GIVEN INSTRUCTION: What follows is a listing; restate every line of it word for word.

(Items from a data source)
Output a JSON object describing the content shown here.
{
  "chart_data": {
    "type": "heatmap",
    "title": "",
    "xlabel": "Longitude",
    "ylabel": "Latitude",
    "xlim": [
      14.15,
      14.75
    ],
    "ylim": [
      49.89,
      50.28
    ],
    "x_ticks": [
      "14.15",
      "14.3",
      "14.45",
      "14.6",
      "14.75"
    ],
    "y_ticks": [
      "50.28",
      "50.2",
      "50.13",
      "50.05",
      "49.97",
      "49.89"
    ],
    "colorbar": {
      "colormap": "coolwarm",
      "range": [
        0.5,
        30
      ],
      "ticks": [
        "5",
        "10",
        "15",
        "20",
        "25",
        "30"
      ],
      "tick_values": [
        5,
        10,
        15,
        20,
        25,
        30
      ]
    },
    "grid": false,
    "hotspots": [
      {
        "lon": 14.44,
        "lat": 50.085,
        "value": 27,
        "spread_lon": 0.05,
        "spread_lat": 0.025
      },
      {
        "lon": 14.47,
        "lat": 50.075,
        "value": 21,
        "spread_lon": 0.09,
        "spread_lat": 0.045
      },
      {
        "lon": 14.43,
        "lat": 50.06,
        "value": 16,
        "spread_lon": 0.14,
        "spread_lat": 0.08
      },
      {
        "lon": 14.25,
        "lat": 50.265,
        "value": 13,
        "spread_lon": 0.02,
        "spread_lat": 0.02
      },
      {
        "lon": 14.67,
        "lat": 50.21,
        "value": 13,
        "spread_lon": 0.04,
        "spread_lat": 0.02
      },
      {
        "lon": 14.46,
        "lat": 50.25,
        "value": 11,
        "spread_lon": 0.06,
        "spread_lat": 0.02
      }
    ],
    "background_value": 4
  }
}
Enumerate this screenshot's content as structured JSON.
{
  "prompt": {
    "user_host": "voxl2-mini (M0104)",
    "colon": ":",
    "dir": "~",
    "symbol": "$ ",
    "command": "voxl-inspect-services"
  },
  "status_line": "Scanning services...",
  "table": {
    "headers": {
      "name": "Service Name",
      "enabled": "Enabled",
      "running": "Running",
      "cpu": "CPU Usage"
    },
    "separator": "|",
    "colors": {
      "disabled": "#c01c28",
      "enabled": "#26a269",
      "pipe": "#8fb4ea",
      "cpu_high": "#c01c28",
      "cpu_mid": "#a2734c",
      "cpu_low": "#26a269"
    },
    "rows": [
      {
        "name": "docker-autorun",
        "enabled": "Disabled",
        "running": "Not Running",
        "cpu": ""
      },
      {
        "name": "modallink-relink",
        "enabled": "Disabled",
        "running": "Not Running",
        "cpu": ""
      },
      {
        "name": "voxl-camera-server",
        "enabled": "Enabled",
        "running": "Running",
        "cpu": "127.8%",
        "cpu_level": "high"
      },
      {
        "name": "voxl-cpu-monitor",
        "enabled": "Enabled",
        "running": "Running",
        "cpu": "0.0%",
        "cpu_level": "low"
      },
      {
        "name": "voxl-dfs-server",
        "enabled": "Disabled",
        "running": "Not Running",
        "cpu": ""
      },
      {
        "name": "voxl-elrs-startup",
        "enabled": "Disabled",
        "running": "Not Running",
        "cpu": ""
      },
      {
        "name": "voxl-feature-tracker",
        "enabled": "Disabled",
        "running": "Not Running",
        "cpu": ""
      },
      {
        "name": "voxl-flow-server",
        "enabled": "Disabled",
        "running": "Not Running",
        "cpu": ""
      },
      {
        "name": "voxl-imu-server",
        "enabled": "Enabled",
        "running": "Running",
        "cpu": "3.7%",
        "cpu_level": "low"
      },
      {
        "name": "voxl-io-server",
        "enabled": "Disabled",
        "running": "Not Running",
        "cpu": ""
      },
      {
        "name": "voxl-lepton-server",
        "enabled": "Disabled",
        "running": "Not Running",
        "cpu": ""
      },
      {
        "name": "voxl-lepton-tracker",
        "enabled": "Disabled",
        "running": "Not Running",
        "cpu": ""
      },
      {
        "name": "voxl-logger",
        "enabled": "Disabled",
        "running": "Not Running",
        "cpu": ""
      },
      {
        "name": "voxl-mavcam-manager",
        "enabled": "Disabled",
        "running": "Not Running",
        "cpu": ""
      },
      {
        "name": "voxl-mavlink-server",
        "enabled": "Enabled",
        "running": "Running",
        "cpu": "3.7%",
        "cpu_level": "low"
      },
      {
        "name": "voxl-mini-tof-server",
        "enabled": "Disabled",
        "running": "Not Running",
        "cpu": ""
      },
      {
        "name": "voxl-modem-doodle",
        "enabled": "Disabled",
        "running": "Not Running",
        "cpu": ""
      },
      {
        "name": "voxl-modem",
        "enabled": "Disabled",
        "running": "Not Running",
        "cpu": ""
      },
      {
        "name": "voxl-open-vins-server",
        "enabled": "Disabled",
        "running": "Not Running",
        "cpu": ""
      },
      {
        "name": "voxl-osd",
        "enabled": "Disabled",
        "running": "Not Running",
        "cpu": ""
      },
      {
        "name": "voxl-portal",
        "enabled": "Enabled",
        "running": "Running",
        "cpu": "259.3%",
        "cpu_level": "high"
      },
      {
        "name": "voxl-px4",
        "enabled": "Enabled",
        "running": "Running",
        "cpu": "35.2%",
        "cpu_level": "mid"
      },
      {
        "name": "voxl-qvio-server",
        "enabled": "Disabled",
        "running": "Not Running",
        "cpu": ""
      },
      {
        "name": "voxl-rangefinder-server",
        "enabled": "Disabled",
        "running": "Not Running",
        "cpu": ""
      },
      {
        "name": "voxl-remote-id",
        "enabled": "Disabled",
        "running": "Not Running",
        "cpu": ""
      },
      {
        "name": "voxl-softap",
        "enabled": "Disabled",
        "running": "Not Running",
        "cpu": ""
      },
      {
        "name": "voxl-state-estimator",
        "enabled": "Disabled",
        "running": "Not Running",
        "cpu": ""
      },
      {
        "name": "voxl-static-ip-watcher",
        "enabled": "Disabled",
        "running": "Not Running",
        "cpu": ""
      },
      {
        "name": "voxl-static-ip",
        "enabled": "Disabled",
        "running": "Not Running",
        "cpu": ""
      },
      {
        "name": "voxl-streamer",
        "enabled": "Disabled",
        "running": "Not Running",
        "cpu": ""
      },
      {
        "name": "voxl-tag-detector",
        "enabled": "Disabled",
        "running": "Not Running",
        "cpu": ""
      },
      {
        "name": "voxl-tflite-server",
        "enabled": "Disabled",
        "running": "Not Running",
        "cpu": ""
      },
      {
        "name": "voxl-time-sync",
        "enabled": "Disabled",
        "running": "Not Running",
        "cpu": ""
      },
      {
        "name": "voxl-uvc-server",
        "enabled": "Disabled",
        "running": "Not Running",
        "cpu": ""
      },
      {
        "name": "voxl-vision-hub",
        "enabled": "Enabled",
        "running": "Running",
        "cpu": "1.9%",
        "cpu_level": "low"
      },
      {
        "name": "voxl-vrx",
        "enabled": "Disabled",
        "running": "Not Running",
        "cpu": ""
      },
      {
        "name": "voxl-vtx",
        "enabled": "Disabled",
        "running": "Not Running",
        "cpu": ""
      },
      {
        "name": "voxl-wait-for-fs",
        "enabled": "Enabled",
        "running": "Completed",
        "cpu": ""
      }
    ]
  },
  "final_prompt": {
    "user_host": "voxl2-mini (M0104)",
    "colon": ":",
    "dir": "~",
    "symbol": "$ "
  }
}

RESULT:
Output a JSON object describing the content shown here.
{
  "chart_data": {
    "type": "heatmap",
    "title": "",
    "xlabel": "Longitude",
    "ylabel": "Latitude",
    "xlim": [
      14.15,
      14.75
    ],
    "ylim": [
      49.89,
      50.28
    ],
    "x_ticks": [
      "14.15",
      "14.3",
      "14.45",
      "14.6",
      "14.75"
    ],
    "y_ticks": [
      "50.28",
      "50.2",
      "50.13",
      "50.05",
      "49.97",
      "49.89"
    ],
    "colorbar": {
      "colormap": "coolwarm",
      "range": [
        0.5,
        30
      ],
      "ticks": [
        "5",
        "10",
        "15",
        "20",
        "25",
        "30"
      ],
      "tick_values": [
        5,
        10,
        15,
        20,
        25,
        30
      ]
    },
    "grid": false,
    "hotspots": [
      {
        "lon": 14.44,
        "lat": 50.085,
        "value": 27,
        "spread_lon": 0.05,
        "spread_lat": 0.025
      },
      {
        "lon": 14.47,
        "lat": 50.075,
        "value": 21,
        "spread_lon": 0.09,
        "spread_lat": 0.045
      },
      {
        "lon": 14.43,
        "lat": 50.06,
        "value": 16,
        "spread_lon": 0.14,
        "spread_lat": 0.08
      },
      {
        "lon": 14.25,
        "lat": 50.265,
        "value": 13,
        "spread_lon": 0.02,
        "spread_lat": 0.02
      },
      {
        "lon": 14.67,
        "lat": 50.21,
        "value": 13,
        "spread_lon": 0.04,
        "spread_lat": 0.02
      },
      {
        "lon": 14.46,
        "lat": 50.25,
        "value": 11,
        "spread_lon": 0.06,
        "spread_lat": 0.02
      }
    ],
    "background_value": 4
  }
}
Enumerate this screenshot's content as structured JSON.
{
  "prompt": {
    "user_host": "voxl2-mini (M0104)",
    "colon": ":",
    "dir": "~",
    "symbol": "$ ",
    "command": "voxl-inspect-services"
  },
  "status_line": "Scanning services...",
  "table": {
    "headers": {
      "name": "Service Name",
      "enabled": "Enabled",
      "running": "Running",
      "cpu": "CPU Usage"
    },
    "separator": "|",
    "colors": {
      "disabled": "#c01c28",
      "enabled": "#26a269",
      "pipe": "#8fb4ea",
      "cpu_high": "#c01c28",
      "cpu_mid": "#a2734c",
      "cpu_low": "#26a269"
    },
    "rows": [
      {
        "name": "docker-autorun",
        "enabled": "Disabled",
        "running": "Not Running",
        "cpu": ""
      },
      {
        "name": "modallink-relink",
        "enabled": "Disabled",
        "running": "Not Running",
        "cpu": ""
      },
      {
        "name": "voxl-camera-server",
        "enabled": "Enabled",
        "running": "Running",
        "cpu": "127.8%",
        "cpu_level": "high"
      },
      {
        "name": "voxl-cpu-monitor",
        "enabled": "Enabled",
        "running": "Running",
        "cpu": "0.0%",
        "cpu_level": "low"
      },
      {
        "name": "voxl-dfs-server",
        "enabled": "Disabled",
        "running": "Not Running",
        "cpu": ""
      },
      {
        "name": "voxl-elrs-startup",
        "enabled": "Disabled",
        "running": "Not Running",
        "cpu": ""
      },
      {
        "name": "voxl-feature-tracker",
        "enabled": "Disabled",
        "running": "Not Running",
        "cpu": ""
      },
      {
        "name": "voxl-flow-server",
        "enabled": "Disabled",
        "running": "Not Running",
        "cpu": ""
      },
      {
        "name": "voxl-imu-server",
        "enabled": "Enabled",
        "running": "Running",
        "cpu": "3.7%",
        "cpu_level": "low"
      },
      {
        "name": "voxl-io-server",
        "enabled": "Disabled",
        "running": "Not Running",
        "cpu": ""
      },
      {
        "name": "voxl-lepton-server",
        "enabled": "Disabled",
        "running": "Not Running",
        "cpu": ""
      },
      {
        "name": "voxl-lepton-tracker",
        "enabled": "Disabled",
        "running": "Not Running",
        "cpu": ""
      },
      {
        "name": "voxl-logger",
        "enabled": "Disabled",
        "running": "Not Running",
        "cpu": ""
      },
      {
        "name": "voxl-mavcam-manager",
        "enabled": "Disabled",
        "running": "Not Running",
        "cpu": ""
      },
      {
        "name": "voxl-mavlink-server",
        "enabled": "Enabled",
        "running": "Running",
        "cpu": "3.7%",
        "cpu_level": "low"
      },
      {
        "name": "voxl-mini-tof-server",
        "enabled": "Disabled",
        "running": "Not Running",
        "cpu": ""
      },
      {
        "name": "voxl-modem-doodle",
        "enabled": "Disabled",
        "running": "Not Running",
        "cpu": ""
      },
      {
        "name": "voxl-modem",
        "enabled": "Disabled",
        "running": "Not Running",
        "cpu": ""
      },
      {
        "name": "voxl-open-vins-server",
        "enabled": "Disabled",
        "running": "Not Running",
        "cpu": ""
      },
      {
        "name": "voxl-osd",
        "enabled": "Disabled",
        "running": "Not Running",
        "cpu": ""
      },
      {
        "name": "voxl-portal",
        "enabled": "Enabled",
        "running": "Running",
        "cpu": "259.3%",
        "cpu_level": "high"
      },
      {
        "name": "voxl-px4",
        "enabled": "Enabled",
        "running": "Running",
        "cpu": "35.2%",
        "cpu_level": "mid"
      },
      {
        "name": "voxl-qvio-server",
        "enabled": "Disabled",
        "running": "Not Running",
        "cpu": ""
      },
      {
        "name": "voxl-rangefinder-server",
        "enabled": "Disabled",
        "running": "Not Running",
        "cpu": ""
      },
      {
        "name": "voxl-remote-id",
        "enabled": "Disabled",
        "running": "Not Running",
        "cpu": ""
      },
      {
        "name": "voxl-softap",
        "enabled": "Disabled",
        "running": "Not Running",
        "cpu": ""
      },
      {
        "name": "voxl-state-estimator",
        "enabled": "Disabled",
        "running": "Not Running",
        "cpu": ""
      },
      {
        "name": "voxl-static-ip-watcher",
        "enabled": "Disabled",
        "running": "Not Running",
        "cpu": ""
      },
      {
        "name": "voxl-static-ip",
        "enabled": "Disabled",
        "running": "Not Running",
        "cpu": ""
      },
      {
        "name": "voxl-streamer",
        "enabled": "Disabled",
        "running": "Not Running",
        "cpu": ""
      },
      {
        "name": "voxl-tag-detector",
        "enabled": "Disabled",
        "running": "Not Running",
        "cpu": ""
      },
      {
        "name": "voxl-tflite-server",
        "enabled": "Disabled",
        "running": "Not Running",
        "cpu": ""
      },
      {
        "name": "voxl-time-sync",
        "enabled": "Disabled",
        "running": "Not Running",
        "cpu": ""
      },
      {
        "name": "voxl-uvc-server",
        "enabled": "Disabled",
        "running": "Not Running",
        "cpu": ""
      },
      {
        "name": "voxl-vision-hub",
        "enabled": "Enabled",
        "running": "Running",
        "cpu": "1.9%",
        "cpu_level": "low"
      },
      {
        "name": "voxl-vrx",
        "enabled": "Disabled",
        "running": "Not Running",
        "cpu": ""
      },
      {
        "name": "voxl-vtx",
        "enabled": "Disabled",
        "running": "Not Running",
        "cpu": ""
      },
      {
        "name": "voxl-wait-for-fs",
        "enabled": "Enabled",
        "running": "Completed",
        "cpu": ""
      }
    ]
  },
  "final_prompt": {
    "user_host": "voxl2-mini (M0104)",
    "colon": ":",
    "dir": "~",
    "symbol": "$ "
  }
}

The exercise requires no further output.